▶ TASK BRIEF: Below is a block of data; give all of it again word for word.

Items from a figure collection

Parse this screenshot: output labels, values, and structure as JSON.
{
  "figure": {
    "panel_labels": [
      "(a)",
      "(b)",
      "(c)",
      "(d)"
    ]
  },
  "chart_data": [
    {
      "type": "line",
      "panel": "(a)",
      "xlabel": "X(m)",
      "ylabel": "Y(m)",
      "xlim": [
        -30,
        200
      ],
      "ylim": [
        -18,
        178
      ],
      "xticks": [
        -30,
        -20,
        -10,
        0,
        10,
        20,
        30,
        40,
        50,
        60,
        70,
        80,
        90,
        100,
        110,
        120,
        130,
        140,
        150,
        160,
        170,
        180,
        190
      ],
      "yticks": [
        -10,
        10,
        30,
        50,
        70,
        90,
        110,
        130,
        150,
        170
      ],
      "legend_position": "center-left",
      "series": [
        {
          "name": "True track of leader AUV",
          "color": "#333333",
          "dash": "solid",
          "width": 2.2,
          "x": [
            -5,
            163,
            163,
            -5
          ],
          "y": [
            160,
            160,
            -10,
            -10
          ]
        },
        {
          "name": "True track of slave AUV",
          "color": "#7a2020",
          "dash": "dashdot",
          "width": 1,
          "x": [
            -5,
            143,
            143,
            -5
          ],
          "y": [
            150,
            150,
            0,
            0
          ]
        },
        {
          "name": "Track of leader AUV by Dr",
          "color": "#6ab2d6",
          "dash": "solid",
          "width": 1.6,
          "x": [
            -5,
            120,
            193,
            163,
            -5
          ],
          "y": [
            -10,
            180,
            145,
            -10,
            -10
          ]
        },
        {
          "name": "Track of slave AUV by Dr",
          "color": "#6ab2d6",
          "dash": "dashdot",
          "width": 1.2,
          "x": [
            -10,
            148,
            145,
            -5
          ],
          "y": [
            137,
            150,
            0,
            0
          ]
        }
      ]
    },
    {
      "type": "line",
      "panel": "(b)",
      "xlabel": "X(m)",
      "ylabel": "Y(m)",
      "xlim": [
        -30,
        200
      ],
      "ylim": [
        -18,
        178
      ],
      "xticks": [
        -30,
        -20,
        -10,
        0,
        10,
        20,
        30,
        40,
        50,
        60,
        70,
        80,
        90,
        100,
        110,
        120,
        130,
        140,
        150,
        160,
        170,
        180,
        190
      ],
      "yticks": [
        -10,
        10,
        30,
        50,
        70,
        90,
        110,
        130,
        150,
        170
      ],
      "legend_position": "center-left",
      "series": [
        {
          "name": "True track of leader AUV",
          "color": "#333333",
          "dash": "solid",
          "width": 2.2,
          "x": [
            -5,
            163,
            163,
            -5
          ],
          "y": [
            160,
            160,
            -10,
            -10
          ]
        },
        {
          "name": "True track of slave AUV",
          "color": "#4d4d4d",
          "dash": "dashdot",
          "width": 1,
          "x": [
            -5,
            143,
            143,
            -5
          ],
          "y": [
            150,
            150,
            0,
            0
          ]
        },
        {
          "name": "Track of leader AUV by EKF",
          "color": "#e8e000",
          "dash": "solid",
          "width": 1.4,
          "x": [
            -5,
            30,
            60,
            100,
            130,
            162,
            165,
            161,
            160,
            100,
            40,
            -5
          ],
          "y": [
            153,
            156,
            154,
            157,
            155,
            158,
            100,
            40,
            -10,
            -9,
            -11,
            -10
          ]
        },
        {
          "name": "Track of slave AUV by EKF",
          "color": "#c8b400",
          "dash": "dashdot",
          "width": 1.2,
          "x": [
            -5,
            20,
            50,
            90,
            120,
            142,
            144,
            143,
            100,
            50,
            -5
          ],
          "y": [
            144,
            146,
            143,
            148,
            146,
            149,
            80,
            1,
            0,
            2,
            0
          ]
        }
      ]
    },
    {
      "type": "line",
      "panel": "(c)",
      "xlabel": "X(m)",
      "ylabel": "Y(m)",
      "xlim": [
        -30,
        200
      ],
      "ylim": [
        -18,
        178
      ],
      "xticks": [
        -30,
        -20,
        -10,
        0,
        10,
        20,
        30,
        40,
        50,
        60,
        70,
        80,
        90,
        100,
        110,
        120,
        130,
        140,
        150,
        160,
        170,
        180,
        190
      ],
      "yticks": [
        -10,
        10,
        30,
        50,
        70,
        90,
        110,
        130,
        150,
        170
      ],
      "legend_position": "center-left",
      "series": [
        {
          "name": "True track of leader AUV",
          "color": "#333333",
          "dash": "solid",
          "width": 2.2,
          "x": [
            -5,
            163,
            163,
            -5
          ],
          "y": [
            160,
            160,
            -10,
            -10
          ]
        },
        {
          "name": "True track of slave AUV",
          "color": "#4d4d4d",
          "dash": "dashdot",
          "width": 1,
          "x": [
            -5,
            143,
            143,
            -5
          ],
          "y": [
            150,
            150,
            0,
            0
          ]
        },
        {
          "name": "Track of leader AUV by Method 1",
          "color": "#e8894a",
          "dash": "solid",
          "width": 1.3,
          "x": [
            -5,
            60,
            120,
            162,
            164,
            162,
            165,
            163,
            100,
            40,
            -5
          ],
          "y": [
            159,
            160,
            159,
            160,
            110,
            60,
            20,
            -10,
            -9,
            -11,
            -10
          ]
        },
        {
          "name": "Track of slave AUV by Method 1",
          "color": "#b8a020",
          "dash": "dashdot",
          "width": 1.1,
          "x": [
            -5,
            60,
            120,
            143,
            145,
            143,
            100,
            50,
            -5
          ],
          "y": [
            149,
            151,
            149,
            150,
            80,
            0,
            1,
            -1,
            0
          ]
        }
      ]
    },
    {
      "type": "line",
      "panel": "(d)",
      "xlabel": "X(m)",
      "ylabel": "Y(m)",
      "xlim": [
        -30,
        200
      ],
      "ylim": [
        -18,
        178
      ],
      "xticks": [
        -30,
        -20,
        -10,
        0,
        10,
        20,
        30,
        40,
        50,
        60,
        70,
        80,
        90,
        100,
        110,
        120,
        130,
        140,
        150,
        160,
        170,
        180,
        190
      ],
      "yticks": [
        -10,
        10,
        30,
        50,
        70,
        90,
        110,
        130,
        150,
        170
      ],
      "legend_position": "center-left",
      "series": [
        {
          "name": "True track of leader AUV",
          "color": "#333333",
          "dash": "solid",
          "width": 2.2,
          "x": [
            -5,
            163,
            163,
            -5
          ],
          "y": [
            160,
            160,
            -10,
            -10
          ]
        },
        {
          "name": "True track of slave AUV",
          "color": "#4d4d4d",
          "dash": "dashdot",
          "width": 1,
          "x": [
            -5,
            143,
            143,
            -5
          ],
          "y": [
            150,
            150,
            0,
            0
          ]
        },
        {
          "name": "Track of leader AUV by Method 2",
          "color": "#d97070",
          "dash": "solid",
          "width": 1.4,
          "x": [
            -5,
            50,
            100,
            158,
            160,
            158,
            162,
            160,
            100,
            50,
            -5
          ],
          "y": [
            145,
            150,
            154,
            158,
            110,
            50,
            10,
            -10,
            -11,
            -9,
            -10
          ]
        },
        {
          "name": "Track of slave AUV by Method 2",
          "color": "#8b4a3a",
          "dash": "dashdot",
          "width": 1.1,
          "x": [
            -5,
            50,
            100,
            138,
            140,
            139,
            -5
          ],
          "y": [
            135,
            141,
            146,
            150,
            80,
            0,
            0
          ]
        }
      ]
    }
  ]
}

▶ THE ANSWER:
Parse this screenshot: output labels, values, and structure as JSON.
{
  "figure": {
    "panel_labels": [
      "(a)",
      "(b)",
      "(c)",
      "(d)"
    ]
  },
  "chart_data": [
    {
      "type": "line",
      "panel": "(a)",
      "xlabel": "X(m)",
      "ylabel": "Y(m)",
      "xlim": [
        -30,
        200
      ],
      "ylim": [
        -18,
        178
      ],
      "xticks": [
        -30,
        -20,
        -10,
        0,
        10,
        20,
        30,
        40,
        50,
        60,
        70,
        80,
        90,
        100,
        110,
        120,
        130,
        140,
        150,
        160,
        170,
        180,
        190
      ],
      "yticks": [
        -10,
        10,
        30,
        50,
        70,
        90,
        110,
        130,
        150,
        170
      ],
      "legend_position": "center-left",
      "series": [
        {
          "name": "True track of leader AUV",
          "color": "#333333",
          "dash": "solid",
          "width": 2.2,
          "x": [
            -5,
            163,
            163,
            -5
          ],
          "y": [
            160,
            160,
            -10,
            -10
          ]
        },
        {
          "name": "True track of slave AUV",
          "color": "#7a2020",
          "dash": "dashdot",
          "width": 1,
          "x": [
            -5,
            143,
            143,
            -5
          ],
          "y": [
            150,
            150,
            0,
            0
          ]
        },
        {
          "name": "Track of leader AUV by Dr",
          "color": "#6ab2d6",
          "dash": "solid",
          "width": 1.6,
          "x": [
            -5,
            120,
            193,
            163,
            -5
          ],
          "y": [
            -10,
            180,
            145,
            -10,
            -10
          ]
        },
        {
          "name": "Track of slave AUV by Dr",
          "color": "#6ab2d6",
          "dash": "dashdot",
          "width": 1.2,
          "x": [
            -10,
            148,
            145,
            -5
          ],
          "y": [
            137,
            150,
            0,
            0
          ]
        }
      ]
    },
    {
      "type": "line",
      "panel": "(b)",
      "xlabel": "X(m)",
      "ylabel": "Y(m)",
      "xlim": [
        -30,
        200
      ],
      "ylim": [
        -18,
        178
      ],
      "xticks": [
        -30,
        -20,
        -10,
        0,
        10,
        20,
        30,
        40,
        50,
        60,
        70,
        80,
        90,
        100,
        110,
        120,
        130,
        140,
        150,
        160,
        170,
        180,
        190
      ],
      "yticks": [
        -10,
        10,
        30,
        50,
        70,
        90,
        110,
        130,
        150,
        170
      ],
      "legend_position": "center-left",
      "series": [
        {
          "name": "True track of leader AUV",
          "color": "#333333",
          "dash": "solid",
          "width": 2.2,
          "x": [
            -5,
            163,
            163,
            -5
          ],
          "y": [
            160,
            160,
            -10,
            -10
          ]
        },
        {
          "name": "True track of slave AUV",
          "color": "#4d4d4d",
          "dash": "dashdot",
          "width": 1,
          "x": [
            -5,
            143,
            143,
            -5
          ],
          "y": [
            150,
            150,
            0,
            0
          ]
        },
        {
          "name": "Track of leader AUV by EKF",
          "color": "#e8e000",
          "dash": "solid",
          "width": 1.4,
          "x": [
            -5,
            30,
            60,
            100,
            130,
            162,
            165,
            161,
            160,
            100,
            40,
            -5
          ],
          "y": [
            153,
            156,
            154,
            157,
            155,
            158,
            100,
            40,
            -10,
            -9,
            -11,
            -10
          ]
        },
        {
          "name": "Track of slave AUV by EKF",
          "color": "#c8b400",
          "dash": "dashdot",
          "width": 1.2,
          "x": [
            -5,
            20,
            50,
            90,
            120,
            142,
            144,
            143,
            100,
            50,
            -5
          ],
          "y": [
            144,
            146,
            143,
            148,
            146,
            149,
            80,
            1,
            0,
            2,
            0
          ]
        }
      ]
    },
    {
      "type": "line",
      "panel": "(c)",
      "xlabel": "X(m)",
      "ylabel": "Y(m)",
      "xlim": [
        -30,
        200
      ],
      "ylim": [
        -18,
        178
      ],
      "xticks": [
        -30,
        -20,
        -10,
        0,
        10,
        20,
        30,
        40,
        50,
        60,
        70,
        80,
        90,
        100,
        110,
        120,
        130,
        140,
        150,
        160,
        170,
        180,
        190
      ],
      "yticks": [
        -10,
        10,
        30,
        50,
        70,
        90,
        110,
        130,
        150,
        170
      ],
      "legend_position": "center-left",
      "series": [
        {
          "name": "True track of leader AUV",
          "color": "#333333",
          "dash": "solid",
          "width": 2.2,
          "x": [
            -5,
            163,
            163,
            -5
          ],
          "y": [
            160,
            160,
            -10,
            -10
          ]
        },
        {
          "name": "True track of slave AUV",
          "color": "#4d4d4d",
          "dash": "dashdot",
          "width": 1,
          "x": [
            -5,
            143,
            143,
            -5
          ],
          "y": [
            150,
            150,
            0,
            0
          ]
        },
        {
          "name": "Track of leader AUV by Method 1",
          "color": "#e8894a",
          "dash": "solid",
          "width": 1.3,
          "x": [
            -5,
            60,
            120,
            162,
            164,
            162,
            165,
            163,
            100,
            40,
            -5
          ],
          "y": [
            159,
            160,
            159,
            160,
            110,
            60,
            20,
            -10,
            -9,
            -11,
            -10
          ]
        },
        {
          "name": "Track of slave AUV by Method 1",
          "color": "#b8a020",
          "dash": "dashdot",
          "width": 1.1,
          "x": [
            -5,
            60,
            120,
            143,
            145,
            143,
            100,
            50,
            -5
          ],
          "y": [
            149,
            151,
            149,
            150,
            80,
            0,
            1,
            -1,
            0
          ]
        }
      ]
    },
    {
      "type": "line",
      "panel": "(d)",
      "xlabel": "X(m)",
      "ylabel": "Y(m)",
      "xlim": [
        -30,
        200
      ],
      "ylim": [
        -18,
        178
      ],
      "xticks": [
        -30,
        -20,
        -10,
        0,
        10,
        20,
        30,
        40,
        50,
        60,
        70,
        80,
        90,
        100,
        110,
        120,
        130,
        140,
        150,
        160,
        170,
        180,
        190
      ],
      "yticks": [
        -10,
        10,
        30,
        50,
        70,
        90,
        110,
        130,
        150,
        170
      ],
      "legend_position": "center-left",
      "series": [
        {
          "name": "True track of leader AUV",
          "color": "#333333",
          "dash": "solid",
          "width": 2.2,
          "x": [
            -5,
            163,
            163,
            -5
          ],
          "y": [
            160,
            160,
            -10,
            -10
          ]
        },
        {
          "name": "True track of slave AUV",
          "color": "#4d4d4d",
          "dash": "dashdot",
          "width": 1,
          "x": [
            -5,
            143,
            143,
            -5
          ],
          "y": [
            150,
            150,
            0,
            0
          ]
        },
        {
          "name": "Track of leader AUV by Method 2",
          "color": "#d97070",
          "dash": "solid",
          "width": 1.4,
          "x": [
            -5,
            50,
            100,
            158,
            160,
            158,
            162,
            160,
            100,
            50,
            -5
          ],
          "y": [
            145,
            150,
            154,
            158,
            110,
            50,
            10,
            -10,
            -11,
            -9,
            -10
          ]
        },
        {
          "name": "Track of slave AUV by Method 2",
          "color": "#8b4a3a",
          "dash": "dashdot",
          "width": 1.1,
          "x": [
            -5,
            50,
            100,
            138,
            140,
            139,
            -5
          ],
          "y": [
            135,
            141,
            146,
            150,
            80,
            0,
            0
          ]
        }
      ]
    }
  ]
}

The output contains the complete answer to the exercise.